— START —

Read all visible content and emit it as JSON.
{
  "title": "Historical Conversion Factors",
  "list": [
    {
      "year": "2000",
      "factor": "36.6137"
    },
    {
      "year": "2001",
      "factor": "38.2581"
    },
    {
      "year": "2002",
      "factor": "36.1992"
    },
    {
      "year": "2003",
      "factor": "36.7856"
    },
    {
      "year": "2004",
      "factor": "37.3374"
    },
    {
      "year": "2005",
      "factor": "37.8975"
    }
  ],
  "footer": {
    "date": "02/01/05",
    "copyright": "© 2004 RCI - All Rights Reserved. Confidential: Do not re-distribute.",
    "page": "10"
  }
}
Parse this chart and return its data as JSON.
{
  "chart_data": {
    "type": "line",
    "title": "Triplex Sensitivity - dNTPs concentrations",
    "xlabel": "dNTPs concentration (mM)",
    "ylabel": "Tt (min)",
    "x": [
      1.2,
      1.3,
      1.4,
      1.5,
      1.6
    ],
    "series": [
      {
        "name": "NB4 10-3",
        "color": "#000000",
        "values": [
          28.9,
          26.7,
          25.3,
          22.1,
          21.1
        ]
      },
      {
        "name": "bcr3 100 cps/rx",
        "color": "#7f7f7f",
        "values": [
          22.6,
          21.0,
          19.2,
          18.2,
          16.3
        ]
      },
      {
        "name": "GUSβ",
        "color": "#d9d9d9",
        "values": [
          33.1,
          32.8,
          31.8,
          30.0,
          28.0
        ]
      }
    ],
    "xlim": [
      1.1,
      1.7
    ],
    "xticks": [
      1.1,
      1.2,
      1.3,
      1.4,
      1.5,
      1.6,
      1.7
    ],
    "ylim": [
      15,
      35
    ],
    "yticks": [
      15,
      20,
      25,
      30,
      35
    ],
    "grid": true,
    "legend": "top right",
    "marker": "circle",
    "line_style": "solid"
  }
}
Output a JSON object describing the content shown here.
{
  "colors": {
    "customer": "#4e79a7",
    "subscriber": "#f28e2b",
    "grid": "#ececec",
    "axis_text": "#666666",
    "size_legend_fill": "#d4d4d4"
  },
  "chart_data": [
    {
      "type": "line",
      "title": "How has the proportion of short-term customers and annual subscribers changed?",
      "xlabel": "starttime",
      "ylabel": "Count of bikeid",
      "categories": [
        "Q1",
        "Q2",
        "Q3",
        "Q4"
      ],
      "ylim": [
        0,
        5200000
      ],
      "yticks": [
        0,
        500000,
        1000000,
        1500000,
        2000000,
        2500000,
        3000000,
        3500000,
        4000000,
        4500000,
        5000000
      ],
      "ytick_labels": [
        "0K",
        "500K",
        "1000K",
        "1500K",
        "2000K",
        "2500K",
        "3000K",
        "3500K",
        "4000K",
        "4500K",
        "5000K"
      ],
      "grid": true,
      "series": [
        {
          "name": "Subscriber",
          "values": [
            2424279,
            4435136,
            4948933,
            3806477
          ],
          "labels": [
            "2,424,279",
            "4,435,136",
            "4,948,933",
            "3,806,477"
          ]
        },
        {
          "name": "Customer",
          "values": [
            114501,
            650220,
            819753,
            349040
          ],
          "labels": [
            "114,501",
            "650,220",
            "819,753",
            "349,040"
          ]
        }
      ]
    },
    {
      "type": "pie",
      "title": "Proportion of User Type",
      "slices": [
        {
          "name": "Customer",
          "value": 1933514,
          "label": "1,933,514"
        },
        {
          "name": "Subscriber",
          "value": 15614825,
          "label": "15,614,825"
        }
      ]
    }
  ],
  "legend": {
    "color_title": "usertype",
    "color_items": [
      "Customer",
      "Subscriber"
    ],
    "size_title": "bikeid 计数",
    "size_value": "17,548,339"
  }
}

— END —

• [Written instruction] Copy all lines from the data that hold the word "xlabel".

• [Response to the task]
    "xlabel": "dNTPs concentration (mM)",
      "xlabel": "starttime",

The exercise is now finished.